Problem details: Identify each line containing the word "work" and copy it.

Start of Available records

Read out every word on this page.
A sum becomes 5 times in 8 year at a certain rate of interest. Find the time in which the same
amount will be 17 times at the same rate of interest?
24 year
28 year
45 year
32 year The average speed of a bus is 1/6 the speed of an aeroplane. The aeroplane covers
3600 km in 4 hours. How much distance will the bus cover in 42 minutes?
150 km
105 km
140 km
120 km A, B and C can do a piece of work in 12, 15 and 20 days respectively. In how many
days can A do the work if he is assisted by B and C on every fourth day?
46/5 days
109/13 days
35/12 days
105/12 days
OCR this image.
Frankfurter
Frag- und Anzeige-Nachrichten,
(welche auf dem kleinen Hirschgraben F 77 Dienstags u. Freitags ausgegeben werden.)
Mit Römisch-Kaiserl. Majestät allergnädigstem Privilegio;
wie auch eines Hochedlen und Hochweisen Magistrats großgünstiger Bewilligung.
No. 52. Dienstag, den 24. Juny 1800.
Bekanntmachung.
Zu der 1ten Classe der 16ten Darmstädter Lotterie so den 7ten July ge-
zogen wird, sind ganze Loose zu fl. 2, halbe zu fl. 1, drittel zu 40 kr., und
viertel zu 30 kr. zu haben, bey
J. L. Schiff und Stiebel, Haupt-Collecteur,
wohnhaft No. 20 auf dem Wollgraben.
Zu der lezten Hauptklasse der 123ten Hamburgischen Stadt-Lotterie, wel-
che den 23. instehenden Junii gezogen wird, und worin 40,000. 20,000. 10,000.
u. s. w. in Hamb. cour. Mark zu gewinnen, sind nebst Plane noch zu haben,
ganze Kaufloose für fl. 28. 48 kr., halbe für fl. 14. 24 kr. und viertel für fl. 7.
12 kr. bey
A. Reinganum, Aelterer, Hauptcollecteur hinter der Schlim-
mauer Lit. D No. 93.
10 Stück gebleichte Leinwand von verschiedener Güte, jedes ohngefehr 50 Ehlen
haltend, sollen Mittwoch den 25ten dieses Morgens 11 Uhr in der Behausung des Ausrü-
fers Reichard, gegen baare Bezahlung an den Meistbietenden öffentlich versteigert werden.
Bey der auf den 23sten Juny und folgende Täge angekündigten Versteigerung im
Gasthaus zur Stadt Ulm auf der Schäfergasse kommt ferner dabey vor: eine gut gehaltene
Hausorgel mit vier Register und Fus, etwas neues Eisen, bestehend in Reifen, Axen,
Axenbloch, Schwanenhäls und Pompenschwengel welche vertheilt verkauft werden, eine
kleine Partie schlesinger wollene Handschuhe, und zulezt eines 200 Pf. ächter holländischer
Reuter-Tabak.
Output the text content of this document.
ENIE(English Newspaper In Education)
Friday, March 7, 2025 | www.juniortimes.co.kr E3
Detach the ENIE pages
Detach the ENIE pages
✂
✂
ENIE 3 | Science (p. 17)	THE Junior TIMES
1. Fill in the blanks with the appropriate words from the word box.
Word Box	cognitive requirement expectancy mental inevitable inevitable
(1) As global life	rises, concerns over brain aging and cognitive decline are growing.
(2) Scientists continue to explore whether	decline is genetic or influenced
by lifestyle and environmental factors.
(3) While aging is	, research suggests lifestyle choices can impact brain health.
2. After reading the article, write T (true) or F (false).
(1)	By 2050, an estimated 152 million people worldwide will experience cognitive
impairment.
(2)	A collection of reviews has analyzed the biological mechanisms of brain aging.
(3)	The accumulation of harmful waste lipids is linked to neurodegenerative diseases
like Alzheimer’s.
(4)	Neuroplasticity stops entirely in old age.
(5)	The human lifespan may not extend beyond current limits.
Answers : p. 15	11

End of Available records

Output below:
120 km A, B and C can do a piece of work in 12, 15 and 20 days respectively. In how many
days can A do the work if he is assisted by B and C on every fourth day?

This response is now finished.